* [Dataset content]:

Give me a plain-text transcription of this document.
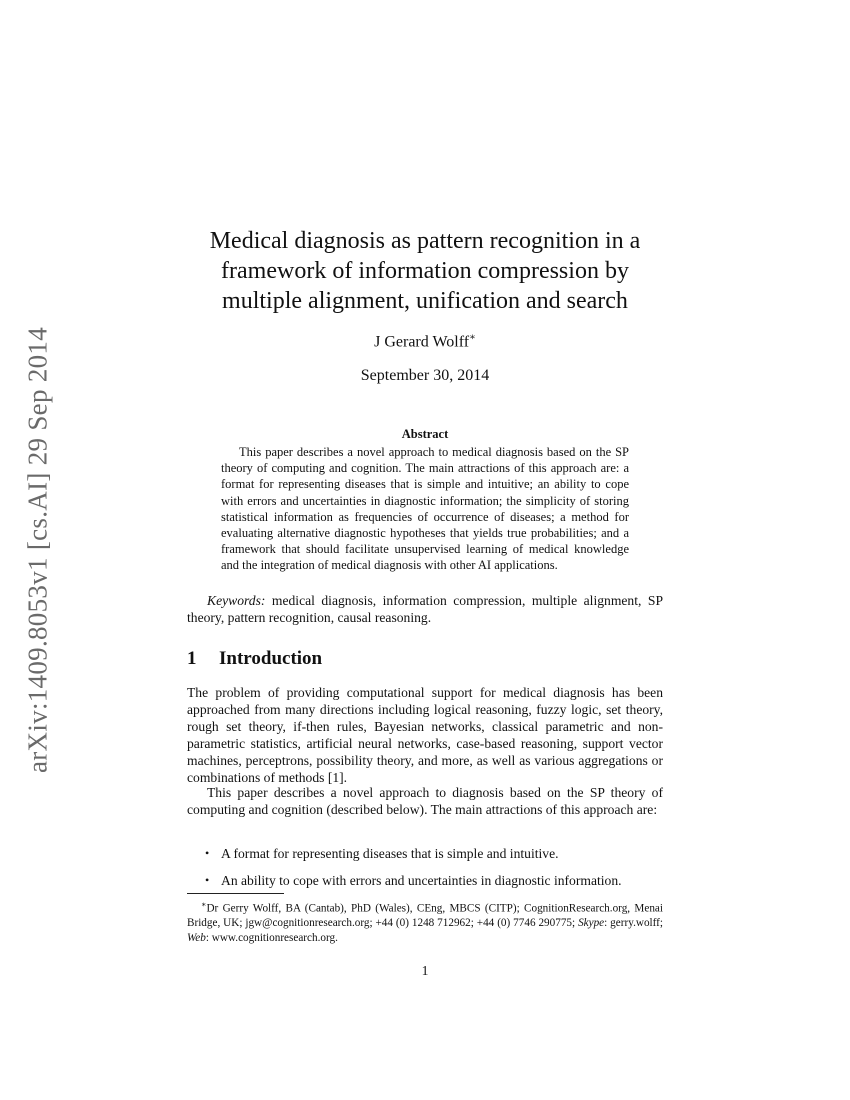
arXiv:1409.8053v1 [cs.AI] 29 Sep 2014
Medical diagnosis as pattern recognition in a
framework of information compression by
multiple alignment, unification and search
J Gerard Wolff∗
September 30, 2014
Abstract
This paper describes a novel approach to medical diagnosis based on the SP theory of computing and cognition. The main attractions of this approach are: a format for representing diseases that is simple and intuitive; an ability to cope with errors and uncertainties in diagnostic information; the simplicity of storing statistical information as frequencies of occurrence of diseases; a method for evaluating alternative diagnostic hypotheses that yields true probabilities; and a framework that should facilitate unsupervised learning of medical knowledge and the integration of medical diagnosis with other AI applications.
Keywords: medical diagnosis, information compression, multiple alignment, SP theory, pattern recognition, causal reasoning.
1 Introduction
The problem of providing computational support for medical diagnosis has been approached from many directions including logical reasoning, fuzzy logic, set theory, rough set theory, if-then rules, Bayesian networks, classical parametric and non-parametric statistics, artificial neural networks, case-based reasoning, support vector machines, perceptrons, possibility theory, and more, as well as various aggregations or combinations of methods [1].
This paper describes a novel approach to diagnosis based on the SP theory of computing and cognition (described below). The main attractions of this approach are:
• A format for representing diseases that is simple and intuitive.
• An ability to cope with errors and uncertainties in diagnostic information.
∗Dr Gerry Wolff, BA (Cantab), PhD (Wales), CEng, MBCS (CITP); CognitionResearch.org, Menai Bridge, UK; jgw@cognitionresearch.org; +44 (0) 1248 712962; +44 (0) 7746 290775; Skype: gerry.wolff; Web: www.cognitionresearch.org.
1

...

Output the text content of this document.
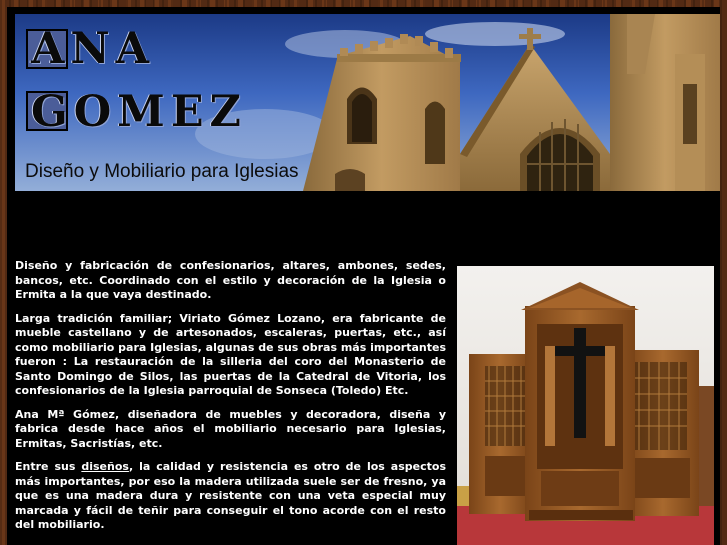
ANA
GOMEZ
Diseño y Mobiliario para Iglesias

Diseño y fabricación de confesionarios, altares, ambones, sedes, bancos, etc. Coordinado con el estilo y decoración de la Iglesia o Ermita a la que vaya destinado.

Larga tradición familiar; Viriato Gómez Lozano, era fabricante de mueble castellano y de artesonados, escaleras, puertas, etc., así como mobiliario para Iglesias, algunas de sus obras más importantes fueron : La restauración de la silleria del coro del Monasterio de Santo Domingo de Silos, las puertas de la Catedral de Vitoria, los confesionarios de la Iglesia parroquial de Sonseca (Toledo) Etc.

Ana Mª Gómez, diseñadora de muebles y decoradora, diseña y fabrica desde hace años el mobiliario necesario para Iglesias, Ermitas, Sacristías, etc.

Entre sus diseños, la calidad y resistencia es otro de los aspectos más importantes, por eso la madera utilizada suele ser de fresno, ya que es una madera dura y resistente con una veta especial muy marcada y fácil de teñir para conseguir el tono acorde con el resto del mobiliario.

* [Task details]: Collect the complete line wherever the string "uncertainties" appears in the records.

* [Complete output]:
This paper describes a novel approach to medical diagnosis based on the SP theory of computing and cognition. The main attractions of this approach are: a format for representing diseases that is simple and intuitive; an ability to cope with errors and uncertainties in diagnostic information; the simplicity of storing statistical information as frequencies of occurrence of diseases; a method for evaluating alternative diagnostic hypotheses that yields true probabilities; and a framework that should facilitate unsupervised learning of medical knowledge and the integration of medical diagnosis with other AI applications.
• An ability to cope with errors and uncertainties in diagnostic information.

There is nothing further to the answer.